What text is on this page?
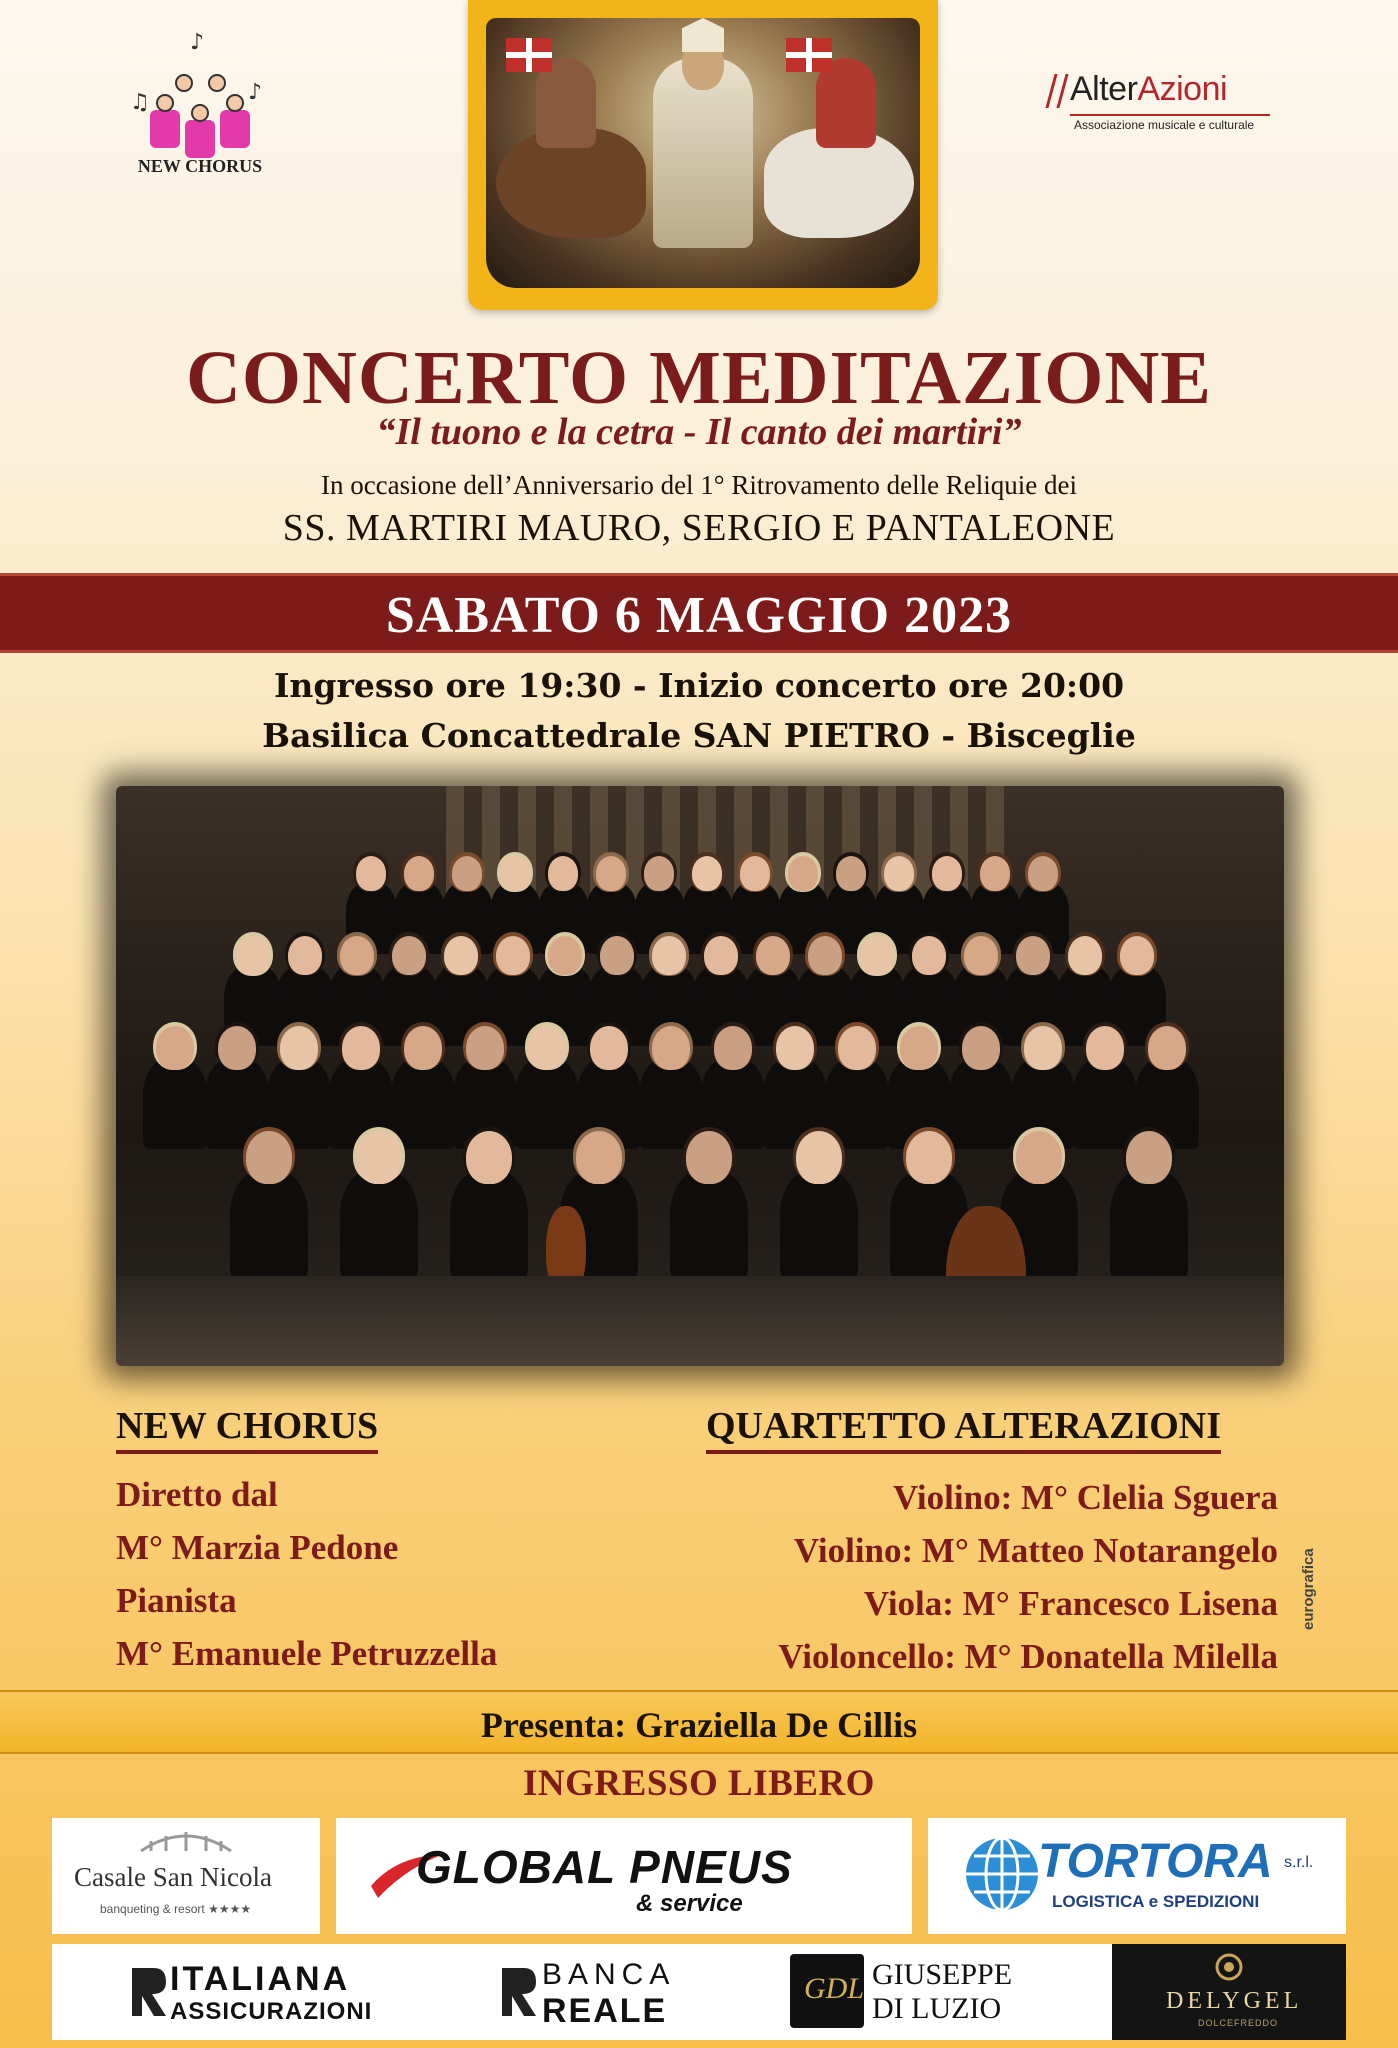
♪
♫	♪
NEW CHORUS
AlterAzioni
Associazione musicale e culturale
CONCERTO MEDITAZIONE
“Il tuono e la cetra - Il canto dei martiri”
In occasione dell’Anniversario del 1° Ritrovamento delle Reliquie dei
SS. MARTIRI MAURO, SERGIO E PANTALEONE
SABATO 6 MAGGIO 2023
Ingresso ore 19:30 - Inizio concerto ore 20:00
Basilica Concattedrale SAN PIETRO - Bisceglie
NEW CHORUS	QUARTETTO ALTERAZIONI
Diretto dal
M° Marzia Pedone
Pianista
M° Emanuele Petruzzella
Violino: M° Clelia Sguera
Violino: M° Matteo Notarangelo
Viola: M° Francesco Lisena
Violoncello: M° Donatella Milella
eurografica
Presenta: Graziella De Cillis
INGRESSO LIBERO
Casale San Nicola
banqueting & resort ★★★★
GLOBAL PNEUS
& service
TORTORA s.r.l.
LOGISTICA e SPEDIZIONI
ITALIANA
ASSICURAZIONI
BANCA
REALE
GDL GIUSEPPE
DI LUZIO	DELYGEL
DOLCEFREDDO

> DIRECTIONS
Copy out each line word for word, please, skipping the images.

> SOLVED PROBLEM
What text is on this page?
♪
♫	♪
NEW CHORUS
AlterAzioni
Associazione musicale e culturale
CONCERTO MEDITAZIONE
“Il tuono e la cetra - Il canto dei martiri”
In occasione dell’Anniversario del 1° Ritrovamento delle Reliquie dei
SS. MARTIRI MAURO, SERGIO E PANTALEONE
SABATO 6 MAGGIO 2023
Ingresso ore 19:30 - Inizio concerto ore 20:00
Basilica Concattedrale SAN PIETRO - Bisceglie
NEW CHORUS	QUARTETTO ALTERAZIONI
Diretto dal
M° Marzia Pedone
Pianista
M° Emanuele Petruzzella
Violino: M° Clelia Sguera
Violino: M° Matteo Notarangelo
Viola: M° Francesco Lisena
Violoncello: M° Donatella Milella
eurografica
Presenta: Graziella De Cillis
INGRESSO LIBERO
Casale San Nicola
banqueting & resort ★★★★
GLOBAL PNEUS
& service
TORTORA s.r.l.
LOGISTICA e SPEDIZIONI
ITALIANA
ASSICURAZIONI
BANCA
REALE
GDL GIUSEPPE
DI LUZIO	DELYGEL
DOLCEFREDDO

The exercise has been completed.